▸ **EXERCISE DESCRIPTION**
Wherever a line holds the string "icon", copy that line.

▸ **LISTED RECORDS**

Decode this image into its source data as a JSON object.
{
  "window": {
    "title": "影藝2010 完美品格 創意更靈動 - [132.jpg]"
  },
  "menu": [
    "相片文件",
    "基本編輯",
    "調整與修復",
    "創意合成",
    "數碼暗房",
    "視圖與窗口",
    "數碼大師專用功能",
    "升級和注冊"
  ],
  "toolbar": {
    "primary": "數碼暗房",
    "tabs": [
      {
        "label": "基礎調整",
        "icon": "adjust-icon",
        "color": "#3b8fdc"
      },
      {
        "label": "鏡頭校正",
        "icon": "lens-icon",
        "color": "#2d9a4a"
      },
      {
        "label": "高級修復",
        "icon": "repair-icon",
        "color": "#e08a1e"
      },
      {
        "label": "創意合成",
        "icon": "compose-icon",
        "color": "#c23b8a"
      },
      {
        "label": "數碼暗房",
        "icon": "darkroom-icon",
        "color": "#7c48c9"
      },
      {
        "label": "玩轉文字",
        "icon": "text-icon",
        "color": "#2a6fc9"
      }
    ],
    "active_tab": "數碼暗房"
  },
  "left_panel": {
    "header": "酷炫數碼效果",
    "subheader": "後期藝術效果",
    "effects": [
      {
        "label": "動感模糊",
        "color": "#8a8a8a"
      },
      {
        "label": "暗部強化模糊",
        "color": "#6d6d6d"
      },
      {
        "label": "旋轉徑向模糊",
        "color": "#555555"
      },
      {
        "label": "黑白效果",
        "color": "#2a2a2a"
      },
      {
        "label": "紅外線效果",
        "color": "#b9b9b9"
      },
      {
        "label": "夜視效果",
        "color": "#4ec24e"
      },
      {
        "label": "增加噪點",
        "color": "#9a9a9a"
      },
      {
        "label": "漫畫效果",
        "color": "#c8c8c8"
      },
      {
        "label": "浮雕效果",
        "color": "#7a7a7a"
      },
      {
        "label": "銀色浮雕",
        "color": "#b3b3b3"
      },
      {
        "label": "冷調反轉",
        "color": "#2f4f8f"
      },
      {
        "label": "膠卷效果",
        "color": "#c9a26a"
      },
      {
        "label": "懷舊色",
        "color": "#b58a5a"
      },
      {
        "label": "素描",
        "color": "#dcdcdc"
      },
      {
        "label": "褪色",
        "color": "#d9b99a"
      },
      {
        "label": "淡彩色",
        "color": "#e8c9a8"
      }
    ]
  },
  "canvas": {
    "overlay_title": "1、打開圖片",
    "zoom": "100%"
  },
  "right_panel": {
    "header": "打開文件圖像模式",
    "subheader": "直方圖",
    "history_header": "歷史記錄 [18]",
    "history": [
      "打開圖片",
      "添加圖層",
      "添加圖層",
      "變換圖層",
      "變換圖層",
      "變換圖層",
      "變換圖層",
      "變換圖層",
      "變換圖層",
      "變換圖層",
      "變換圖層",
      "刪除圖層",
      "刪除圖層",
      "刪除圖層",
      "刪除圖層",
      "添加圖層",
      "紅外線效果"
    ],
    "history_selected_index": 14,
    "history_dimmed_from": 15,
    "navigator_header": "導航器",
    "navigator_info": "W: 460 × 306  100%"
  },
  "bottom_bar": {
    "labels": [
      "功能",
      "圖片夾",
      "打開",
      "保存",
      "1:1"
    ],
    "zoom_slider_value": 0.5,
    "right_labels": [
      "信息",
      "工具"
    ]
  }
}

▸ **OUTPUT FOR THIS TASK**
        "icon": "adjust-icon",
        "icon": "lens-icon",
        "icon": "repair-icon",
        "icon": "compose-icon",
        "icon": "darkroom-icon",
        "icon": "text-icon",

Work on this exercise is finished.